(Source records)
>> Begin

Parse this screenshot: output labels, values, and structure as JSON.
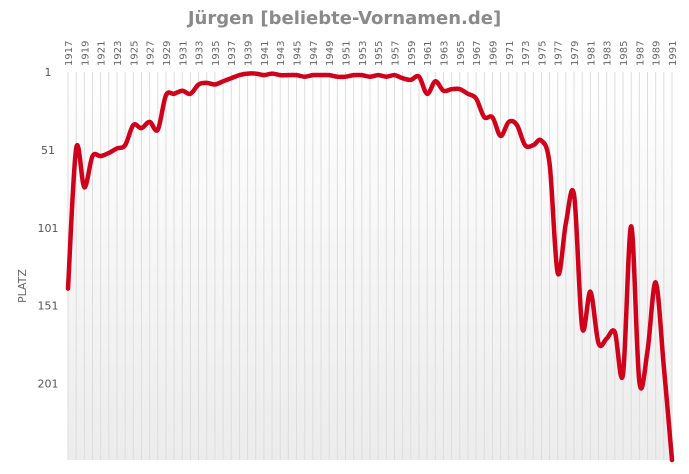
{
  "chart_data": {
    "type": "line",
    "title": "Jürgen [beliebte-Vornamen.de]",
    "xlabel": "",
    "ylabel": "PLATZ",
    "y_inverted": true,
    "xlim": [
      1917,
      1991
    ],
    "ylim": [
      1,
      250
    ],
    "x_ticks": [
      "1917",
      "1919",
      "1921",
      "1923",
      "1925",
      "1927",
      "1929",
      "1931",
      "1933",
      "1935",
      "1937",
      "1939",
      "1941",
      "1943",
      "1945",
      "1947",
      "1949",
      "1951",
      "1953",
      "1955",
      "1957",
      "1959",
      "1961",
      "1963",
      "1965",
      "1967",
      "1969",
      "1971",
      "1973",
      "1975",
      "1977",
      "1979",
      "1981",
      "1983",
      "1985",
      "1987",
      "1989",
      "1991"
    ],
    "y_ticks": [
      "1",
      "51",
      "101",
      "151",
      "201"
    ],
    "grid": "vertical",
    "series": [
      {
        "color": "#d0021b",
        "x": [
          1917,
          1918,
          1919,
          1920,
          1921,
          1922,
          1923,
          1924,
          1925,
          1926,
          1927,
          1928,
          1929,
          1930,
          1931,
          1932,
          1933,
          1934,
          1935,
          1936,
          1937,
          1938,
          1939,
          1940,
          1941,
          1942,
          1943,
          1944,
          1945,
          1946,
          1947,
          1948,
          1949,
          1950,
          1951,
          1952,
          1953,
          1954,
          1955,
          1956,
          1957,
          1958,
          1959,
          1960,
          1961,
          1962,
          1963,
          1964,
          1965,
          1966,
          1967,
          1968,
          1969,
          1970,
          1971,
          1972,
          1973,
          1974,
          1975,
          1976,
          1977,
          1978,
          1979,
          1980,
          1981,
          1982,
          1983,
          1984,
          1985,
          1986,
          1987,
          1988,
          1989,
          1990,
          1991
        ],
        "values": [
          140,
          50,
          75,
          55,
          55,
          53,
          50,
          48,
          35,
          37,
          33,
          38,
          16,
          15,
          13,
          15,
          9,
          8,
          9,
          7,
          5,
          3,
          2,
          2,
          3,
          2,
          3,
          3,
          3,
          4,
          3,
          3,
          3,
          4,
          4,
          3,
          3,
          4,
          3,
          4,
          3,
          5,
          6,
          4,
          15,
          7,
          13,
          12,
          12,
          15,
          18,
          30,
          30,
          42,
          33,
          35,
          48,
          48,
          45,
          60,
          130,
          98,
          80,
          165,
          142,
          175,
          172,
          168,
          195,
          100,
          200,
          180,
          136,
          190,
          250
        ]
      }
    ]
  }
}
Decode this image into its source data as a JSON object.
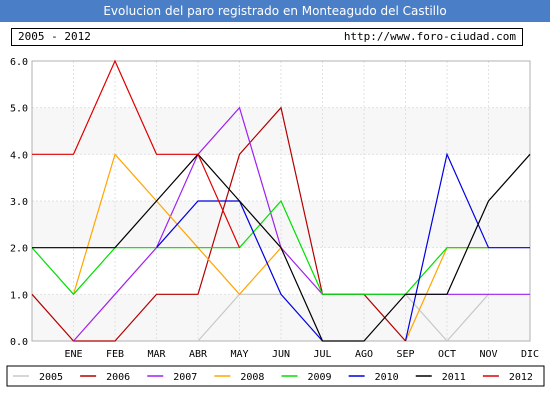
{
  "title": "Evolucion del paro registrado en Monteagudo del Castillo",
  "subheader": {
    "period": "2005 - 2012",
    "url": "http://www.foro-ciudad.com"
  },
  "chart_data": {
    "type": "line",
    "categories": [
      "",
      "ENE",
      "FEB",
      "MAR",
      "ABR",
      "MAY",
      "JUN",
      "JUL",
      "AGO",
      "SEP",
      "OCT",
      "NOV",
      "DIC"
    ],
    "ylim": [
      0,
      6
    ],
    "yticks": [
      "0.0",
      "1.0",
      "2.0",
      "3.0",
      "4.0",
      "5.0",
      "6.0"
    ],
    "grid": true,
    "legend_position": "bottom",
    "series": [
      {
        "name": "2005",
        "color": "#c8c8c8",
        "values": [
          null,
          null,
          null,
          null,
          0,
          1,
          1,
          null,
          null,
          1,
          0,
          1,
          null
        ]
      },
      {
        "name": "2006",
        "color": "#b40000",
        "values": [
          1,
          0,
          0,
          1,
          1,
          4,
          5,
          1,
          1,
          0,
          null,
          null,
          null
        ]
      },
      {
        "name": "2007",
        "color": "#a020f0",
        "values": [
          null,
          0,
          1,
          2,
          4,
          5,
          2,
          1,
          1,
          1,
          1,
          1,
          1
        ]
      },
      {
        "name": "2008",
        "color": "#ffa500",
        "values": [
          null,
          1,
          4,
          3,
          2,
          1,
          2,
          null,
          null,
          0,
          2,
          2,
          null
        ]
      },
      {
        "name": "2009",
        "color": "#00e000",
        "values": [
          2,
          1,
          2,
          2,
          2,
          2,
          3,
          1,
          1,
          1,
          2,
          2,
          null
        ]
      },
      {
        "name": "2010",
        "color": "#0000e0",
        "values": [
          null,
          null,
          null,
          2,
          3,
          3,
          1,
          0,
          null,
          0,
          4,
          2,
          2
        ]
      },
      {
        "name": "2011",
        "color": "#000000",
        "values": [
          2,
          2,
          2,
          3,
          4,
          3,
          2,
          0,
          0,
          1,
          1,
          3,
          4
        ]
      },
      {
        "name": "2012",
        "color": "#e00000",
        "values": [
          4,
          4,
          6,
          4,
          4,
          2,
          null,
          null,
          null,
          null,
          null,
          null,
          null
        ]
      }
    ]
  }
}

>> End

= Exercise details =
Copy out each line of the data containing the string "JSON".

= Task result =
Parse this screenshot: output labels, values, and structure as JSON.
Decode this image into its source data as a JSON object.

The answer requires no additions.